Entries supplied:
- - - - -
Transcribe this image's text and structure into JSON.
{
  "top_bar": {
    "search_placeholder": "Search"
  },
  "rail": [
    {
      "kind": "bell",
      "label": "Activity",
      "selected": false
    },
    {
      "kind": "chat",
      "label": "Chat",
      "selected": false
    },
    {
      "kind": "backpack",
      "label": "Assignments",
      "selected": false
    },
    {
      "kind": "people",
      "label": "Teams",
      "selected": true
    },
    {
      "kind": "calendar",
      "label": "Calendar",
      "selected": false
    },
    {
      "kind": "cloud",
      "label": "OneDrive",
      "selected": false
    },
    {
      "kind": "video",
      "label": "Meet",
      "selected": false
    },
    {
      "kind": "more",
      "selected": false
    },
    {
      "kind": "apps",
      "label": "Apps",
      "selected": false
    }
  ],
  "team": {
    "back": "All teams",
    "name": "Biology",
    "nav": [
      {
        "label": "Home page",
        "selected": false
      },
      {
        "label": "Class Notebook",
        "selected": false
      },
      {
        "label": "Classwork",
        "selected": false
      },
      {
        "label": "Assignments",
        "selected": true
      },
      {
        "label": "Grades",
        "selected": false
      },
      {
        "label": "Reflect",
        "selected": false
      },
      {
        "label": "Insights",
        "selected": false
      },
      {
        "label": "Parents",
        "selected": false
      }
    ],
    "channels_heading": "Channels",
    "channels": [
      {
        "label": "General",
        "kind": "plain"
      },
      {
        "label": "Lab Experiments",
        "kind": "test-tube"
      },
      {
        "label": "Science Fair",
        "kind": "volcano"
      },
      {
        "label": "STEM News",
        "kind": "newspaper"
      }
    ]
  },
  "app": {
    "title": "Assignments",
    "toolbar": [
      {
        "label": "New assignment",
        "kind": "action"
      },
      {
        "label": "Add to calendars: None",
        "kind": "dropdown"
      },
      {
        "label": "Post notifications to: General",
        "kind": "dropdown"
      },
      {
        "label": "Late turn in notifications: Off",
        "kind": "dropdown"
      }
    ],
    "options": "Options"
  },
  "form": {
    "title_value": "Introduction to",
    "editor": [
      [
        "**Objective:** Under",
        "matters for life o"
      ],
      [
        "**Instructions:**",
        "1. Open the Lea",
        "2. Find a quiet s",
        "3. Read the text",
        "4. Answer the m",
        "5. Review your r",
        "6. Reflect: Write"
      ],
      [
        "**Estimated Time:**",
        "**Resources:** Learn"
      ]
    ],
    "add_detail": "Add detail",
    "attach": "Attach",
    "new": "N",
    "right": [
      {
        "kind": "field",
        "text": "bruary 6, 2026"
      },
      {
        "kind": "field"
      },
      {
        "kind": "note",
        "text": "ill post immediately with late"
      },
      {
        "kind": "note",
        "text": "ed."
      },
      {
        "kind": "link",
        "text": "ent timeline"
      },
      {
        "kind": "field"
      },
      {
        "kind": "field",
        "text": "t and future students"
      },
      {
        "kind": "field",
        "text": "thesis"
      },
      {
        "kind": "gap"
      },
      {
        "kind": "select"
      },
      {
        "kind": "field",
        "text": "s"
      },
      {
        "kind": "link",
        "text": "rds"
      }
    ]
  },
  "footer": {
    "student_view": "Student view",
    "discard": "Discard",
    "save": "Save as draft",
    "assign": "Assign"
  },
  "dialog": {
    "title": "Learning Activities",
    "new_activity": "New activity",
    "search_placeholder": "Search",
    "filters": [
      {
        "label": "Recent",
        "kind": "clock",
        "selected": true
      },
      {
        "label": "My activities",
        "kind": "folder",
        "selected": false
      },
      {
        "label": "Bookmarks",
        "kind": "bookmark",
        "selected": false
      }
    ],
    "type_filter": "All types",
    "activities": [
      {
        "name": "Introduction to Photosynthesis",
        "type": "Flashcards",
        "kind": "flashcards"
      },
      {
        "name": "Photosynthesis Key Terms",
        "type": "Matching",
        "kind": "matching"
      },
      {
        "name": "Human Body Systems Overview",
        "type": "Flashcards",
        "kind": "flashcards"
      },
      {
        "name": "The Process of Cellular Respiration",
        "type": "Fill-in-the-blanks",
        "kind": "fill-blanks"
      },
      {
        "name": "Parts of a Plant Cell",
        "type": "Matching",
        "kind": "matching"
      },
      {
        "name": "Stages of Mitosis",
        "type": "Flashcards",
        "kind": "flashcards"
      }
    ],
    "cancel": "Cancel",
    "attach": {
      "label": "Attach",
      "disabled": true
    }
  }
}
- - - - -
What you have to do: Using the listing above, please repeat every entry exactly.

Response to this exercise:
Transcribe this image's text and structure into JSON.
{
  "top_bar": {
    "search_placeholder": "Search"
  },
  "rail": [
    {
      "kind": "bell",
      "label": "Activity",
      "selected": false
    },
    {
      "kind": "chat",
      "label": "Chat",
      "selected": false
    },
    {
      "kind": "backpack",
      "label": "Assignments",
      "selected": false
    },
    {
      "kind": "people",
      "label": "Teams",
      "selected": true
    },
    {
      "kind": "calendar",
      "label": "Calendar",
      "selected": false
    },
    {
      "kind": "cloud",
      "label": "OneDrive",
      "selected": false
    },
    {
      "kind": "video",
      "label": "Meet",
      "selected": false
    },
    {
      "kind": "more",
      "selected": false
    },
    {
      "kind": "apps",
      "label": "Apps",
      "selected": false
    }
  ],
  "team": {
    "back": "All teams",
    "name": "Biology",
    "nav": [
      {
        "label": "Home page",
        "selected": false
      },
      {
        "label": "Class Notebook",
        "selected": false
      },
      {
        "label": "Classwork",
        "selected": false
      },
      {
        "label": "Assignments",
        "selected": true
      },
      {
        "label": "Grades",
        "selected": false
      },
      {
        "label": "Reflect",
        "selected": false
      },
      {
        "label": "Insights",
        "selected": false
      },
      {
        "label": "Parents",
        "selected": false
      }
    ],
    "channels_heading": "Channels",
    "channels": [
      {
        "label": "General",
        "kind": "plain"
      },
      {
        "label": "Lab Experiments",
        "kind": "test-tube"
      },
      {
        "label": "Science Fair",
        "kind": "volcano"
      },
      {
        "label": "STEM News",
        "kind": "newspaper"
      }
    ]
  },
  "app": {
    "title": "Assignments",
    "toolbar": [
      {
        "label": "New assignment",
        "kind": "action"
      },
      {
        "label": "Add to calendars: None",
        "kind": "dropdown"
      },
      {
        "label": "Post notifications to: General",
        "kind": "dropdown"
      },
      {
        "label": "Late turn in notifications: Off",
        "kind": "dropdown"
      }
    ],
    "options": "Options"
  },
  "form": {
    "title_value": "Introduction to",
    "editor": [
      [
        "**Objective:** Under",
        "matters for life o"
      ],
      [
        "**Instructions:**",
        "1. Open the Lea",
        "2. Find a quiet s",
        "3. Read the text",
        "4. Answer the m",
        "5. Review your r",
        "6. Reflect: Write"
      ],
      [
        "**Estimated Time:**",
        "**Resources:** Learn"
      ]
    ],
    "add_detail": "Add detail",
    "attach": "Attach",
    "new": "N",
    "right": [
      {
        "kind": "field",
        "text": "bruary 6, 2026"
      },
      {
        "kind": "field"
      },
      {
        "kind": "note",
        "text": "ill post immediately with late"
      },
      {
        "kind": "note",
        "text": "ed."
      },
      {
        "kind": "link",
        "text": "ent timeline"
      },
      {
        "kind": "field"
      },
      {
        "kind": "field",
        "text": "t and future students"
      },
      {
        "kind": "field",
        "text": "thesis"
      },
      {
        "kind": "gap"
      },
      {
        "kind": "select"
      },
      {
        "kind": "field",
        "text": "s"
      },
      {
        "kind": "link",
        "text": "rds"
      }
    ]
  },
  "footer": {
    "student_view": "Student view",
    "discard": "Discard",
    "save": "Save as draft",
    "assign": "Assign"
  },
  "dialog": {
    "title": "Learning Activities",
    "new_activity": "New activity",
    "search_placeholder": "Search",
    "filters": [
      {
        "label": "Recent",
        "kind": "clock",
        "selected": true
      },
      {
        "label": "My activities",
        "kind": "folder",
        "selected": false
      },
      {
        "label": "Bookmarks",
        "kind": "bookmark",
        "selected": false
      }
    ],
    "type_filter": "All types",
    "activities": [
      {
        "name": "Introduction to Photosynthesis",
        "type": "Flashcards",
        "kind": "flashcards"
      },
      {
        "name": "Photosynthesis Key Terms",
        "type": "Matching",
        "kind": "matching"
      },
      {
        "name": "Human Body Systems Overview",
        "type": "Flashcards",
        "kind": "flashcards"
      },
      {
        "name": "The Process of Cellular Respiration",
        "type": "Fill-in-the-blanks",
        "kind": "fill-blanks"
      },
      {
        "name": "Parts of a Plant Cell",
        "type": "Matching",
        "kind": "matching"
      },
      {
        "name": "Stages of Mitosis",
        "type": "Flashcards",
        "kind": "flashcards"
      }
    ],
    "cancel": "Cancel",
    "attach": {
      "label": "Attach",
      "disabled": true
    }
  }
}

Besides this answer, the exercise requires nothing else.